## Dataset rows
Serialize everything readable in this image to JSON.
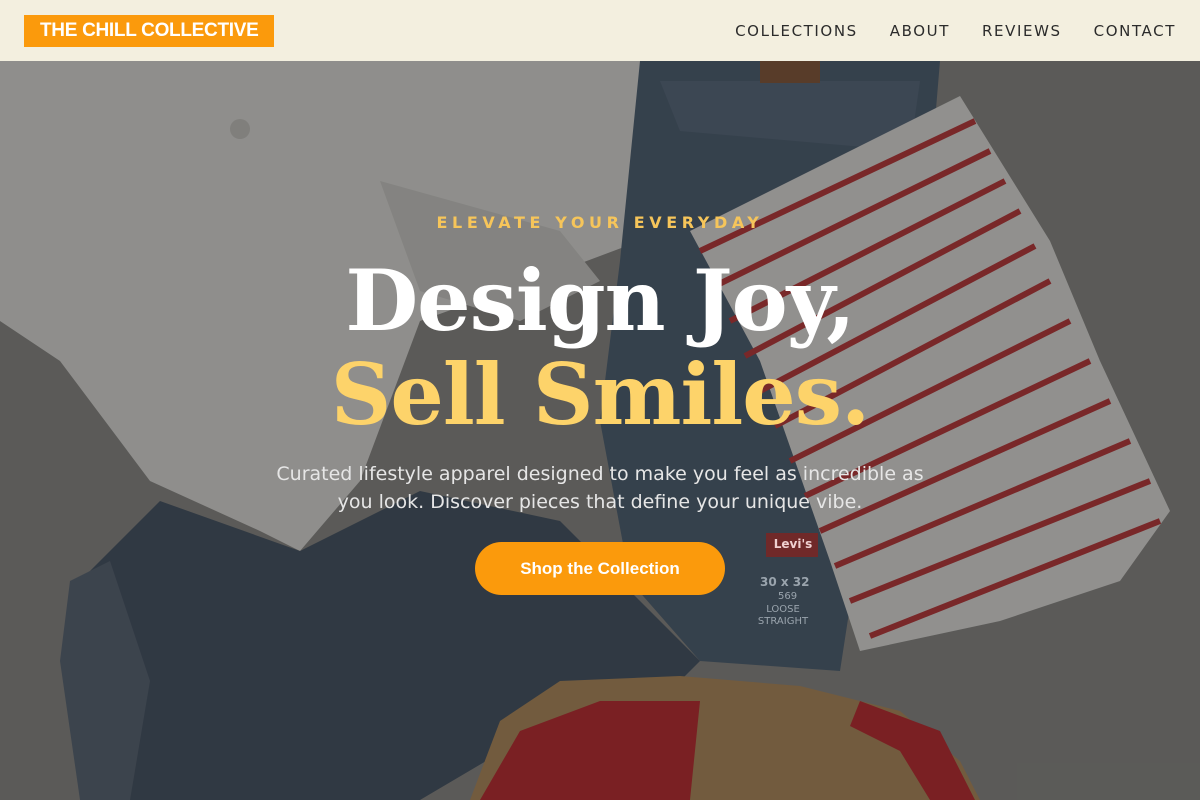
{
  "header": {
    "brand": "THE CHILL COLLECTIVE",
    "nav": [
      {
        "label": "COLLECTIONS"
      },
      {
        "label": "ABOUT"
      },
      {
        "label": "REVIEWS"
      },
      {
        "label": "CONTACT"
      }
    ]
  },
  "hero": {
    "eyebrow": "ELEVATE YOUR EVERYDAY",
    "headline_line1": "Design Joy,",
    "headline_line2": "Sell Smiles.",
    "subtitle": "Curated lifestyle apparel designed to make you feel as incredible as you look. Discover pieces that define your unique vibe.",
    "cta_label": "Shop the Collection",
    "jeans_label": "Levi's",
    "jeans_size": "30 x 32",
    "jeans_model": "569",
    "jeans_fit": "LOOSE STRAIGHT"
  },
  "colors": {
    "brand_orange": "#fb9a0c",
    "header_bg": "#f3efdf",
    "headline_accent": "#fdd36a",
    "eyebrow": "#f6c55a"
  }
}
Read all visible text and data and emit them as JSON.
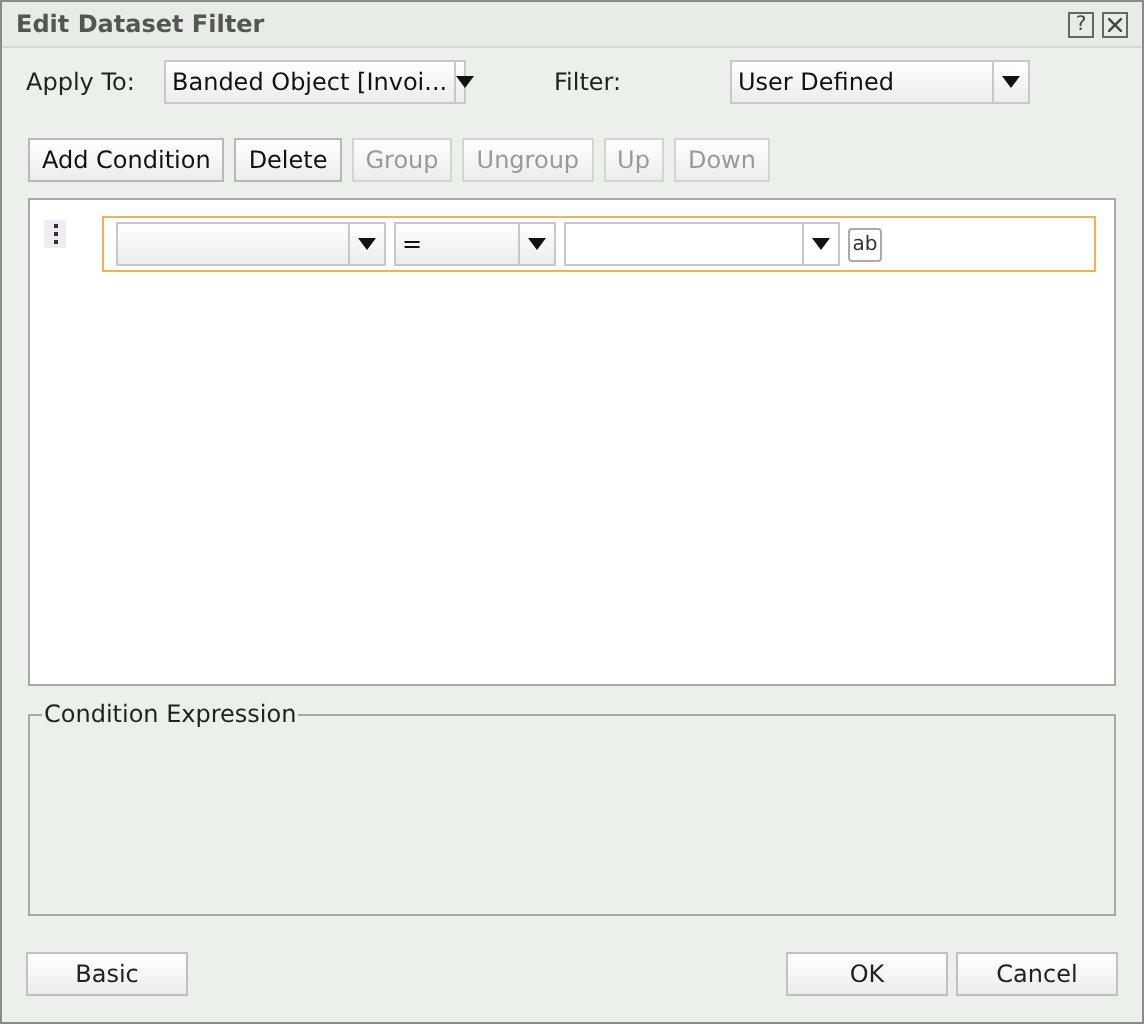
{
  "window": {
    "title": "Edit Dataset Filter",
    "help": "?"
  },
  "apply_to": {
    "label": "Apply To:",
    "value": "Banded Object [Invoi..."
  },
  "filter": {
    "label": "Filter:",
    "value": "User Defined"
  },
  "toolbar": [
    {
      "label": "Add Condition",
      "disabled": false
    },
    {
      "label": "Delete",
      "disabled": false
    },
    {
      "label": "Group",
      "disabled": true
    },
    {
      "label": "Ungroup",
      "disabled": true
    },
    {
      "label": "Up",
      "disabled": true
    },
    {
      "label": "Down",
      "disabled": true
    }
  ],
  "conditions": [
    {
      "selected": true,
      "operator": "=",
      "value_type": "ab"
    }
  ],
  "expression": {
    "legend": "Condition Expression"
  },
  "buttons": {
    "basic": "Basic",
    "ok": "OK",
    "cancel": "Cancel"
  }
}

## EXERCISE BRIEF
Write out every entry again word for word, without any of the pictures.

## ANSWER TO THE EXERCISE
Serialize everything readable in this image to JSON.
{
  "header": {
    "brand": "THE CHILL COLLECTIVE",
    "nav": [
      {
        "label": "COLLECTIONS"
      },
      {
        "label": "ABOUT"
      },
      {
        "label": "REVIEWS"
      },
      {
        "label": "CONTACT"
      }
    ]
  },
  "hero": {
    "eyebrow": "ELEVATE YOUR EVERYDAY",
    "headline_line1": "Design Joy,",
    "headline_line2": "Sell Smiles.",
    "subtitle": "Curated lifestyle apparel designed to make you feel as incredible as you look. Discover pieces that define your unique vibe.",
    "cta_label": "Shop the Collection",
    "jeans_label": "Levi's",
    "jeans_size": "30 x 32",
    "jeans_model": "569",
    "jeans_fit": "LOOSE STRAIGHT"
  },
  "colors": {
    "brand_orange": "#fb9a0c",
    "header_bg": "#f3efdf",
    "headline_accent": "#fdd36a",
    "eyebrow": "#f6c55a"
  }
}
Read all visible text and data and emit them as JSON.
{
  "window": {
    "title": "Edit Dataset Filter",
    "help": "?"
  },
  "apply_to": {
    "label": "Apply To:",
    "value": "Banded Object [Invoi..."
  },
  "filter": {
    "label": "Filter:",
    "value": "User Defined"
  },
  "toolbar": [
    {
      "label": "Add Condition",
      "disabled": false
    },
    {
      "label": "Delete",
      "disabled": false
    },
    {
      "label": "Group",
      "disabled": true
    },
    {
      "label": "Ungroup",
      "disabled": true
    },
    {
      "label": "Up",
      "disabled": true
    },
    {
      "label": "Down",
      "disabled": true
    }
  ],
  "conditions": [
    {
      "selected": true,
      "operator": "=",
      "value_type": "ab"
    }
  ],
  "expression": {
    "legend": "Condition Expression"
  },
  "buttons": {
    "basic": "Basic",
    "ok": "OK",
    "cancel": "Cancel"
  }
}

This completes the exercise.